* **DATA FOR THIS EXERCISE**:

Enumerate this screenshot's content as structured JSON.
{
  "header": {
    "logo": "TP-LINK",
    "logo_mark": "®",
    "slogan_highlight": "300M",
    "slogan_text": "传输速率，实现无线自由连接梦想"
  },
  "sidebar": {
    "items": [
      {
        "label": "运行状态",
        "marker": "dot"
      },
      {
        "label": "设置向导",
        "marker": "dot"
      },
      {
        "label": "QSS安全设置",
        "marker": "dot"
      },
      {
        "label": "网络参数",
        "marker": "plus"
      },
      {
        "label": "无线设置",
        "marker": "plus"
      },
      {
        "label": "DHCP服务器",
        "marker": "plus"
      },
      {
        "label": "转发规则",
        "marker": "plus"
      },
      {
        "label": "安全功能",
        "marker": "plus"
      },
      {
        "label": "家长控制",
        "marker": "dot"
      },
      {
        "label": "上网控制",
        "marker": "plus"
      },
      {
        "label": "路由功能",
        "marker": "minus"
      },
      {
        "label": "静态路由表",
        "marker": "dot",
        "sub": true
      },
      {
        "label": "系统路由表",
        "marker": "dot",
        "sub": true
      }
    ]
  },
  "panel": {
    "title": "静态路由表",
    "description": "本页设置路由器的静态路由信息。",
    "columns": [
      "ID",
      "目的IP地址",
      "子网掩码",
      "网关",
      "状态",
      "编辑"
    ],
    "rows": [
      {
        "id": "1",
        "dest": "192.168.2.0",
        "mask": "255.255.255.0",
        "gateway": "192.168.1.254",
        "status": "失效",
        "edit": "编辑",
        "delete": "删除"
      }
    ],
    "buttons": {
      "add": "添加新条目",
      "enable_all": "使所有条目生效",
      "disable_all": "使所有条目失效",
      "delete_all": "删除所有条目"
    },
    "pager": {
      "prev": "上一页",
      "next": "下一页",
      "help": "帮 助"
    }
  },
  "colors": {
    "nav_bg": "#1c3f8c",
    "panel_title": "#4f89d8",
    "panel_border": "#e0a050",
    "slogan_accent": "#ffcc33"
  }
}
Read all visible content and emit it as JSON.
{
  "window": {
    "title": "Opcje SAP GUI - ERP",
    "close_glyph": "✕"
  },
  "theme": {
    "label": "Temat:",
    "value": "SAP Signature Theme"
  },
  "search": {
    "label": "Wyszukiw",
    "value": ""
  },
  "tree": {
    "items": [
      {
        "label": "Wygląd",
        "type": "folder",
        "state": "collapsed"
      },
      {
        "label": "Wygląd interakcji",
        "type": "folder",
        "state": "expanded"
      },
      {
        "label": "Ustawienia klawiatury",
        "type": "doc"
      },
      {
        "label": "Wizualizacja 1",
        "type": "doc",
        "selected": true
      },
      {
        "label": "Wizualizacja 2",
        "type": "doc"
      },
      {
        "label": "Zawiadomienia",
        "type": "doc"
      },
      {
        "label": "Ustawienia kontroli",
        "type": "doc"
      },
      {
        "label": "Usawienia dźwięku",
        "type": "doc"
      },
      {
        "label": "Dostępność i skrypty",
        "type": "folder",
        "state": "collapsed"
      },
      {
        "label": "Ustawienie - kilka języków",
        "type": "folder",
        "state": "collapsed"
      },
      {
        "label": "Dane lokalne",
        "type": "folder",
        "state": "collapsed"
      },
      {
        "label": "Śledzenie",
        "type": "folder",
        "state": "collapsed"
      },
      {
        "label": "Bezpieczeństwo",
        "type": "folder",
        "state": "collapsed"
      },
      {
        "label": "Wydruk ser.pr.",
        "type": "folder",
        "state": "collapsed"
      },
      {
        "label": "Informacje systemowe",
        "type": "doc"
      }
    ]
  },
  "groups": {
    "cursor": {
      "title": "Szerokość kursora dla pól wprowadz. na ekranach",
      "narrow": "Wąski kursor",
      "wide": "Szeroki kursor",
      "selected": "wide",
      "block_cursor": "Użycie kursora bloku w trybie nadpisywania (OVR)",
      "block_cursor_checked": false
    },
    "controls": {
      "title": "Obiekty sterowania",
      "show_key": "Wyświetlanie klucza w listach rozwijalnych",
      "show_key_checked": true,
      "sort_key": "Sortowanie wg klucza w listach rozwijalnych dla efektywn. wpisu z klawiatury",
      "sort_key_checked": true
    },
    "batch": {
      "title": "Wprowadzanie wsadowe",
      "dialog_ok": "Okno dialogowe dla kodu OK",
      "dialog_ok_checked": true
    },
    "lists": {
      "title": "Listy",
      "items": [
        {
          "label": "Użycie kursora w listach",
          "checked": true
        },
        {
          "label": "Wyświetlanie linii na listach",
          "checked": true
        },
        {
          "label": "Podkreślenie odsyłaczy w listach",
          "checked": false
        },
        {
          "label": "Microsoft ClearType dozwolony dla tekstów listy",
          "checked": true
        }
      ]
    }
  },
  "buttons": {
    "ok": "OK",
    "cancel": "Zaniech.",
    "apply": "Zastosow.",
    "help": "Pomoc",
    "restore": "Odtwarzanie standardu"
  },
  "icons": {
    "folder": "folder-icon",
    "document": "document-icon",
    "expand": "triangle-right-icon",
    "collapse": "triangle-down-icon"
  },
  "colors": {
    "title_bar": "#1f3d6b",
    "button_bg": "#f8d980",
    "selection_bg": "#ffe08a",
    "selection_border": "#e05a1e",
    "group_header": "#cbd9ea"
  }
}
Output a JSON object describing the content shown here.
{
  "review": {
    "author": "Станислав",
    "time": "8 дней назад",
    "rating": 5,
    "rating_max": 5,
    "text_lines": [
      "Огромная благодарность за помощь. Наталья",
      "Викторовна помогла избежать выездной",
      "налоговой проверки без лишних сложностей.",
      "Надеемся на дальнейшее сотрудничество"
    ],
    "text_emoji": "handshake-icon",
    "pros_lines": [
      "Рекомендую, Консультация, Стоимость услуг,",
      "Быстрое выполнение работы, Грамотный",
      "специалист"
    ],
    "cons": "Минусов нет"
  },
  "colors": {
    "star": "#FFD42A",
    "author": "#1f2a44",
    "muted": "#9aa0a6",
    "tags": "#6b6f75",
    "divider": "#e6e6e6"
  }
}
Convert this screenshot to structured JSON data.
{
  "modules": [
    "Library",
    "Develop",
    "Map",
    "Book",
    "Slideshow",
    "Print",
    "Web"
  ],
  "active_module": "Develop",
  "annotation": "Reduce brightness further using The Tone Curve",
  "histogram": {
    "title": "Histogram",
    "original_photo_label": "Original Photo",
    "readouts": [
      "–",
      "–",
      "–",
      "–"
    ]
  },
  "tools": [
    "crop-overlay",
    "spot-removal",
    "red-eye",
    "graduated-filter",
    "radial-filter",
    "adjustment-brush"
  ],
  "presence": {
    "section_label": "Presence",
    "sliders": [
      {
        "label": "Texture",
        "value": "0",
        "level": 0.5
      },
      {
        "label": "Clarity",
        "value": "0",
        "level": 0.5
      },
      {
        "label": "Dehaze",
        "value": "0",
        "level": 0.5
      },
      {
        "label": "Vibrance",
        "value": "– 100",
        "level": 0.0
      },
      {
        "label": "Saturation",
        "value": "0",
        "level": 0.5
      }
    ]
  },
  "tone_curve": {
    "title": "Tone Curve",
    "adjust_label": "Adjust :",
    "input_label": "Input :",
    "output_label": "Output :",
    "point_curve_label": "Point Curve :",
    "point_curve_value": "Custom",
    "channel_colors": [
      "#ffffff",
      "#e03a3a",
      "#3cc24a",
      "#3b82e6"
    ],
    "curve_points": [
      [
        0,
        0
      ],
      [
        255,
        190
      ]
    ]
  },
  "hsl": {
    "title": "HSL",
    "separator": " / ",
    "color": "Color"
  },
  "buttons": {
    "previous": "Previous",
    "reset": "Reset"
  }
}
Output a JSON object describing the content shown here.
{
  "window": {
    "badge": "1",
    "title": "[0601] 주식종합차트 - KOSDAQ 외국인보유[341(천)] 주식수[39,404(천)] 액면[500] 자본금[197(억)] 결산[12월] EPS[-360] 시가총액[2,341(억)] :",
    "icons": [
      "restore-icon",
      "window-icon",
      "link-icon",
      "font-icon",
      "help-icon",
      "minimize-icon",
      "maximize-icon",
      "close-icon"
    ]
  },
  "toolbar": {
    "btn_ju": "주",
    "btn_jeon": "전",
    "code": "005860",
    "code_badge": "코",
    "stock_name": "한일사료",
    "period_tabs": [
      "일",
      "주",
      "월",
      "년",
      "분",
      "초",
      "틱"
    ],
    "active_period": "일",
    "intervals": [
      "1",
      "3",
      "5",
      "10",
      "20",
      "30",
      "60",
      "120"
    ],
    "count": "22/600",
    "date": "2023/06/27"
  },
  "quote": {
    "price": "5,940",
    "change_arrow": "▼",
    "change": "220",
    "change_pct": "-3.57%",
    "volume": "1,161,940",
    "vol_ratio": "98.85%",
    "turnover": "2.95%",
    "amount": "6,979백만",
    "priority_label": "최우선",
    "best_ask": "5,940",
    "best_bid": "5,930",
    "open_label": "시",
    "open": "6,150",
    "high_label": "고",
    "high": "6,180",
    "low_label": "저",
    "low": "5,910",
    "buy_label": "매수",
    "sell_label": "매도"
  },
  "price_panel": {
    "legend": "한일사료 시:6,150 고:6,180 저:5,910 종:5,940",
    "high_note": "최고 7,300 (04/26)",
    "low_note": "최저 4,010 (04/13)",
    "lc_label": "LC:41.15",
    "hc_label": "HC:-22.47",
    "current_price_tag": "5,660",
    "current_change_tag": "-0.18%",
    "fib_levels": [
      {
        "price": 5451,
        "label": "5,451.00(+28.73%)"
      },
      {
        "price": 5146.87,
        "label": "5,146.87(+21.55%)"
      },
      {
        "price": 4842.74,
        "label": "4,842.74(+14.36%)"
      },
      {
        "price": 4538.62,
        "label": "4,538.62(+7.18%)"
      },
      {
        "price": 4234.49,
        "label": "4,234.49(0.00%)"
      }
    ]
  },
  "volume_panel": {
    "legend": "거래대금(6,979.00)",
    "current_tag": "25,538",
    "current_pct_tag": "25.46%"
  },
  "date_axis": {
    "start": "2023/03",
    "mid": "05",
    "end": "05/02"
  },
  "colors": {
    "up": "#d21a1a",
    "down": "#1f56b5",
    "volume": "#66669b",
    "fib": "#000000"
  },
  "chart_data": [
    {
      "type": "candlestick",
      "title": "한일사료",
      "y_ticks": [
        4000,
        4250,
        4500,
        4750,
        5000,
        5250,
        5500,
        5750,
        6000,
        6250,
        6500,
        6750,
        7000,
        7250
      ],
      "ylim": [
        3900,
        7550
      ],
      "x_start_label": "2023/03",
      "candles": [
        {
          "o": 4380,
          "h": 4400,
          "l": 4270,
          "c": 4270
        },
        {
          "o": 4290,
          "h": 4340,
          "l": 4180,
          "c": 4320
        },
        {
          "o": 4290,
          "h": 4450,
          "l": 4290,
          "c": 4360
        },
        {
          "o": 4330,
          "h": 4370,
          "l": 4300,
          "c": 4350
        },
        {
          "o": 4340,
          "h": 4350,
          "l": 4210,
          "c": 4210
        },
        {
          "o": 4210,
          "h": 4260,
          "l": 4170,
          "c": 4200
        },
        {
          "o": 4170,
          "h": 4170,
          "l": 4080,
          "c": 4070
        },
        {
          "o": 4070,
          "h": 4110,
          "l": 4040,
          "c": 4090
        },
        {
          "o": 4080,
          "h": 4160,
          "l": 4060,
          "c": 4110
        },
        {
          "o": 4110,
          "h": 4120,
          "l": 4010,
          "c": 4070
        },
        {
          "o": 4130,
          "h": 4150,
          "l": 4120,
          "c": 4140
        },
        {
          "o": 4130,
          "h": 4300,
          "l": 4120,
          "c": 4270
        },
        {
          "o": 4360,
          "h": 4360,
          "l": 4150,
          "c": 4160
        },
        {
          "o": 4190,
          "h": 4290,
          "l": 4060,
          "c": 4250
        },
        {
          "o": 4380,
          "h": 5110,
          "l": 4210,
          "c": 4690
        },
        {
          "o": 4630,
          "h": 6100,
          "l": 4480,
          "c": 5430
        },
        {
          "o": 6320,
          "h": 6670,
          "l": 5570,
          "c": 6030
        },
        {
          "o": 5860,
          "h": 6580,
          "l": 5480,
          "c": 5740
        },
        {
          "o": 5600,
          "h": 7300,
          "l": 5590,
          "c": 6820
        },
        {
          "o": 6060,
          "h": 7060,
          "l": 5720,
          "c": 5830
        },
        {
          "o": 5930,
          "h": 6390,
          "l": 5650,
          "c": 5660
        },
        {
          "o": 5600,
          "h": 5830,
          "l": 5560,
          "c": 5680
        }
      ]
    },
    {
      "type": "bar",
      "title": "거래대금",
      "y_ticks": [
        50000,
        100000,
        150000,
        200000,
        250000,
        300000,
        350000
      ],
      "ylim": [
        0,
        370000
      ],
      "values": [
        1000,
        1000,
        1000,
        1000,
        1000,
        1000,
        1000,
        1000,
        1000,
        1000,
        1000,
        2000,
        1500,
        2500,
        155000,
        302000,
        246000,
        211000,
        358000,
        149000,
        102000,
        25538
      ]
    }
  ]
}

* **YOUR OBJECTIVE**:
Collect the lines that hold "legend".

* **EXPECTED ANSWER**:
    "legend": "한일사료 시:6,150 고:6,180 저:5,910 종:5,940",
    "legend": "거래대금(6,979.00)",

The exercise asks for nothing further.